Page element annotations
• • • •
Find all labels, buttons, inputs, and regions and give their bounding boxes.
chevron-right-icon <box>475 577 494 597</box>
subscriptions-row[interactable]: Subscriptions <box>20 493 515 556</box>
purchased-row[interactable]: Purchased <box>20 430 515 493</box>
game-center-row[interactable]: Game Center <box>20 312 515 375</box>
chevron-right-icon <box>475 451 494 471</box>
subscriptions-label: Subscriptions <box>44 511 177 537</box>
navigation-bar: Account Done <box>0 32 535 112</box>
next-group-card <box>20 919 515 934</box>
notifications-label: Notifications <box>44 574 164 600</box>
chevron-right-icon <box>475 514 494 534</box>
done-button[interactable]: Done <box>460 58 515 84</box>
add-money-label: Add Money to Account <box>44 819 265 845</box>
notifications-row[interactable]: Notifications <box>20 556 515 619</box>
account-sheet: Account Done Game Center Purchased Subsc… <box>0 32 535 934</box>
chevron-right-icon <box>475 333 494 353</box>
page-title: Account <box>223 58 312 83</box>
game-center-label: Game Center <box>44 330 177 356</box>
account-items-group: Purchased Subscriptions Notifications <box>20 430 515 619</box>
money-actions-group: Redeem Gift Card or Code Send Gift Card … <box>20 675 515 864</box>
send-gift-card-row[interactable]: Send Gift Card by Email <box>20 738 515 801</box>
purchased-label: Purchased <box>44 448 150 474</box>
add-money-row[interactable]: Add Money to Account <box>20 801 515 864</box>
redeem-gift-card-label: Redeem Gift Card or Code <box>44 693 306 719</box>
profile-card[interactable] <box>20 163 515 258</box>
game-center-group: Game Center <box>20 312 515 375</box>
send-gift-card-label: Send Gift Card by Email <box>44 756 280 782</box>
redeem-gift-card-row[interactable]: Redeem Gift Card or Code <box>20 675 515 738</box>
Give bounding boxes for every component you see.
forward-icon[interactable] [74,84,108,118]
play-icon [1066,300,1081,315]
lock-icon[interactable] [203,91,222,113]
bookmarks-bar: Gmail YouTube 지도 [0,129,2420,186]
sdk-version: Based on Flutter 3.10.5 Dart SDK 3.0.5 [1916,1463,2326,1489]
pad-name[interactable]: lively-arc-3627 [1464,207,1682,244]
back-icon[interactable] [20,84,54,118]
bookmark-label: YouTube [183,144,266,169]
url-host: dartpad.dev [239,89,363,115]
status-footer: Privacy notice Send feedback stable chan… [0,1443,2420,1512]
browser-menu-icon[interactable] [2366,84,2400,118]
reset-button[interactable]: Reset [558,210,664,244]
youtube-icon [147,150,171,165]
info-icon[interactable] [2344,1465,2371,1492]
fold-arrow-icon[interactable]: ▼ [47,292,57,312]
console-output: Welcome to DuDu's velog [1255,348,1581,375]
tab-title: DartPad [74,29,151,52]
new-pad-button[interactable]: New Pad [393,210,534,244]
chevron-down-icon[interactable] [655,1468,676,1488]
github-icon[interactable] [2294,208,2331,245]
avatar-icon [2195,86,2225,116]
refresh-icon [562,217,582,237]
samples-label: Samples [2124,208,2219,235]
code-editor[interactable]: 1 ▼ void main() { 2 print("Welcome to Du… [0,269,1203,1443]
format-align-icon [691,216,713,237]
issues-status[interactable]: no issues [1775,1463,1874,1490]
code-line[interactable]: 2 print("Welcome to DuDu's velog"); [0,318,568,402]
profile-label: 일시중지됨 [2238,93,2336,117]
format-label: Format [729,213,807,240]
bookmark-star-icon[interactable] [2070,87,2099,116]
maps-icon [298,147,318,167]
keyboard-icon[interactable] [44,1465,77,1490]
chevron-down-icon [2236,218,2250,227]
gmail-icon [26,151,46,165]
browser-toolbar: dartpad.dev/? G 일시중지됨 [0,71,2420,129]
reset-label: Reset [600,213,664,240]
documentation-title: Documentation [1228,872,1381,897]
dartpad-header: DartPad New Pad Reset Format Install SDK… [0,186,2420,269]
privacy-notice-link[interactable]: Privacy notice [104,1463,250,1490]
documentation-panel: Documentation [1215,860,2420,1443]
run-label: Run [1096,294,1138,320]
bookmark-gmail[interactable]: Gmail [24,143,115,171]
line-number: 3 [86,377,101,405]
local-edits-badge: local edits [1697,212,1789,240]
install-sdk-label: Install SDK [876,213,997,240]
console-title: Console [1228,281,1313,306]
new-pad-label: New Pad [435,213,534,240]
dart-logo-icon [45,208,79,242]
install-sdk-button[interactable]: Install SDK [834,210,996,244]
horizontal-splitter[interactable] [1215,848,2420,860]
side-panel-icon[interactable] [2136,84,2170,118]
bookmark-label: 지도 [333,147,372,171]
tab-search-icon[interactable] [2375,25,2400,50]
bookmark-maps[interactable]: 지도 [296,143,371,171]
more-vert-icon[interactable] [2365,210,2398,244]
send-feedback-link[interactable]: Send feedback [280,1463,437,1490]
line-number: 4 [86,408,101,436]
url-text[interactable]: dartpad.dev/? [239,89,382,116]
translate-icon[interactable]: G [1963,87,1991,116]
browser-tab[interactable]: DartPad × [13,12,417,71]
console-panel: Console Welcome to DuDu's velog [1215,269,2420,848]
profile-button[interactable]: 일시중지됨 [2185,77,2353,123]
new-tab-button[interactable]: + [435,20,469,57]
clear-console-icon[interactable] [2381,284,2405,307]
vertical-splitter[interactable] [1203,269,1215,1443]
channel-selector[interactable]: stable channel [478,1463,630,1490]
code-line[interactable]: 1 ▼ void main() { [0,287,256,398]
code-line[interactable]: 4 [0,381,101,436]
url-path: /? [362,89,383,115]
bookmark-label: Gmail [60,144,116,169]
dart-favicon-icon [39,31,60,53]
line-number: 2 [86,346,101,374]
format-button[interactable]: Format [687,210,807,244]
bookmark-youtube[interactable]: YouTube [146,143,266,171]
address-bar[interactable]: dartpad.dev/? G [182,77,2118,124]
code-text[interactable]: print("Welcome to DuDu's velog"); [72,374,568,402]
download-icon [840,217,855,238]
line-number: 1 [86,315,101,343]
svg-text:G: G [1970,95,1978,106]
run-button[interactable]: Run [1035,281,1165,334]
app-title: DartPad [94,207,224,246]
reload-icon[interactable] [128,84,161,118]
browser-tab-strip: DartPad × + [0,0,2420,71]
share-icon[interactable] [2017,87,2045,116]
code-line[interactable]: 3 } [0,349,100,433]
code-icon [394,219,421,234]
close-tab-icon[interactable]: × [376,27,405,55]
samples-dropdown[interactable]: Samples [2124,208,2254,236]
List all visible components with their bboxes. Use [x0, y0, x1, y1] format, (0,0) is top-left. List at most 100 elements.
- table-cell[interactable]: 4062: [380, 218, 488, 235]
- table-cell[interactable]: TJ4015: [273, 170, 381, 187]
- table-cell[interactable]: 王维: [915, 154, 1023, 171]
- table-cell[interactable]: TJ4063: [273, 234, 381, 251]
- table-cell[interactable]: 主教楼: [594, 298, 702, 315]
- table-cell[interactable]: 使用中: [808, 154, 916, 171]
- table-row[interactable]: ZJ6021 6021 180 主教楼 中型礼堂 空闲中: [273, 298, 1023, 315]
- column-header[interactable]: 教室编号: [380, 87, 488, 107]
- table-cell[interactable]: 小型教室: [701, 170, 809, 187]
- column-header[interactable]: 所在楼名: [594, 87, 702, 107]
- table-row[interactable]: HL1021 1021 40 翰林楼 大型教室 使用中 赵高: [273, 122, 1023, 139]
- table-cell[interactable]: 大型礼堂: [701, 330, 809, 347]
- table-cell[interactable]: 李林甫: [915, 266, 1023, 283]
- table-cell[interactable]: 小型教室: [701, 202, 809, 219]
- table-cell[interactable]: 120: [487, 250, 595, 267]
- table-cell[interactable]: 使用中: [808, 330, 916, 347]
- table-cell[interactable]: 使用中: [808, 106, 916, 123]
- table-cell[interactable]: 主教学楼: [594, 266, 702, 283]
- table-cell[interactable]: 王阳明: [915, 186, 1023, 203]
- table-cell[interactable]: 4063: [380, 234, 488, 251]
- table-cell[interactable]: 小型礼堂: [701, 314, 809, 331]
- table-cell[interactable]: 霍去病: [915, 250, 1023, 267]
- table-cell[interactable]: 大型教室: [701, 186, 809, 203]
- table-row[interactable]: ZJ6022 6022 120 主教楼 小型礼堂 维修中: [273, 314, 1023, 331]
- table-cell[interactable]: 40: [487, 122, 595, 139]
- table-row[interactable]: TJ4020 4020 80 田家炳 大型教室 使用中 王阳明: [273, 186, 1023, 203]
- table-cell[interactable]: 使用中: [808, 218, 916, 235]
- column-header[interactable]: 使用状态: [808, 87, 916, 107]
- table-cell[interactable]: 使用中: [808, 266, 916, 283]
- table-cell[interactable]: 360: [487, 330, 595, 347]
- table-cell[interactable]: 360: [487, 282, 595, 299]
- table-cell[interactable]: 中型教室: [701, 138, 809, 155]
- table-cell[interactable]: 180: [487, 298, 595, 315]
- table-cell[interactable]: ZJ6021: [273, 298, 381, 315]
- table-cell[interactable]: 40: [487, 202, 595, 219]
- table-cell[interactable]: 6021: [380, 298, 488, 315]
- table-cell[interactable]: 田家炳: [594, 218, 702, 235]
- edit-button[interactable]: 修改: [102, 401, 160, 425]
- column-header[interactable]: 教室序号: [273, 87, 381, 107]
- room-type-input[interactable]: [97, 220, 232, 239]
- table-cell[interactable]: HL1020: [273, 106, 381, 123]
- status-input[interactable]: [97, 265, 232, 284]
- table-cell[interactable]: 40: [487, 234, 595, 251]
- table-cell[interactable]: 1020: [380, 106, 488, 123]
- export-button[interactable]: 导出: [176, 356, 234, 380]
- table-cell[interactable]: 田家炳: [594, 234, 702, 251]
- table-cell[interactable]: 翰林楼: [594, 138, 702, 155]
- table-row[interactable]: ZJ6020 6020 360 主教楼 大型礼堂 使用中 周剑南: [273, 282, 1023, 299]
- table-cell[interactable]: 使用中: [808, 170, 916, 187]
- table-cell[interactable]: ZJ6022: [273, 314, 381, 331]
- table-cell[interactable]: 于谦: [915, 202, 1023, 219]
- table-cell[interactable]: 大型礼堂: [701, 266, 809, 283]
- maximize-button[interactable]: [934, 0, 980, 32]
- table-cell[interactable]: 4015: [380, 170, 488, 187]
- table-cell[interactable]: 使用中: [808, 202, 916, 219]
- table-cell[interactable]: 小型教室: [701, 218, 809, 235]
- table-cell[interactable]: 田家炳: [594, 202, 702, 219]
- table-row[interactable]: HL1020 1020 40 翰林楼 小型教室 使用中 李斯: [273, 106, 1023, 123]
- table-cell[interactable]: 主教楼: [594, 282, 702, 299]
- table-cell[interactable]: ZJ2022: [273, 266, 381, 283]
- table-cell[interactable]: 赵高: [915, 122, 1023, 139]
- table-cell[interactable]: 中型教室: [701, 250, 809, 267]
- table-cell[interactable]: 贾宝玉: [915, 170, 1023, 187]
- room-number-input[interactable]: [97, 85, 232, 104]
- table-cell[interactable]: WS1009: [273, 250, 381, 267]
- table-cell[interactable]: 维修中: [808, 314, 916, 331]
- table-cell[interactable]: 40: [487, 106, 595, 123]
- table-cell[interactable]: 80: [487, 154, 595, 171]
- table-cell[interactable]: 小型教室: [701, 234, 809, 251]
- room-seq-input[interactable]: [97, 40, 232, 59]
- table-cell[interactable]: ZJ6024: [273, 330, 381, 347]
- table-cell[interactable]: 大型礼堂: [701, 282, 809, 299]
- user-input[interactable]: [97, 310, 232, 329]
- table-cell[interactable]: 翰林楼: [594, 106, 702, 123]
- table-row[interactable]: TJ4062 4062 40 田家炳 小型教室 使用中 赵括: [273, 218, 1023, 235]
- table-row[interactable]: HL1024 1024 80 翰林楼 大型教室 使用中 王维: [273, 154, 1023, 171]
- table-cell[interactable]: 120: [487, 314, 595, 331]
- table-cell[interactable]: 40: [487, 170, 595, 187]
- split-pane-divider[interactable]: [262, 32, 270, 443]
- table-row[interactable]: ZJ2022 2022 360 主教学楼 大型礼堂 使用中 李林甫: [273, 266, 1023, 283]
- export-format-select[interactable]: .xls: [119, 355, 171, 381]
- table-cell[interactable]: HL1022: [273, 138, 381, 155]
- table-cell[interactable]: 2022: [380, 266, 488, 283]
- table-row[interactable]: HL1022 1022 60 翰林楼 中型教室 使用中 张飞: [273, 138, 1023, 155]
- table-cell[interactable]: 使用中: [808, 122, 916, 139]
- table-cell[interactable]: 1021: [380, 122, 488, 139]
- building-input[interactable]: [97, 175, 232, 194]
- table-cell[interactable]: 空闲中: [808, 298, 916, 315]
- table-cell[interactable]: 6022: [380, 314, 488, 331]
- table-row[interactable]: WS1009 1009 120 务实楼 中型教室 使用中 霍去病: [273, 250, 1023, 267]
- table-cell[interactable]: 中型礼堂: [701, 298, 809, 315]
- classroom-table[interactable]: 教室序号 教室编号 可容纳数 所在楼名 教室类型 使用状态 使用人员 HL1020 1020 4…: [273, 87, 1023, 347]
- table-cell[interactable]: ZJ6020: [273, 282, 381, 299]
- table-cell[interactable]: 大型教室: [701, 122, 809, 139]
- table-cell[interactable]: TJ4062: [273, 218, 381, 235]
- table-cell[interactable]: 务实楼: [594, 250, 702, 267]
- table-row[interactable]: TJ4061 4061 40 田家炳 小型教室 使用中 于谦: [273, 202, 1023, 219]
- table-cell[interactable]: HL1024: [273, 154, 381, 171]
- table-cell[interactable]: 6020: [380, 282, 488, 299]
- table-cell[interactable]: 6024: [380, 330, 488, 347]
• • • •
◆ Task directions
Copy out the rows from the very first line through the line containing "purchased-row[interactable]: Purchased <box>20", including both of those lines.

◆ Response
Find all labels, buttons, inputs, and regions and give their bounding boxes.
chevron-right-icon <box>475 577 494 597</box>
subscriptions-row[interactable]: Subscriptions <box>20 493 515 556</box>
purchased-row[interactable]: Purchased <box>20 430 515 493</box>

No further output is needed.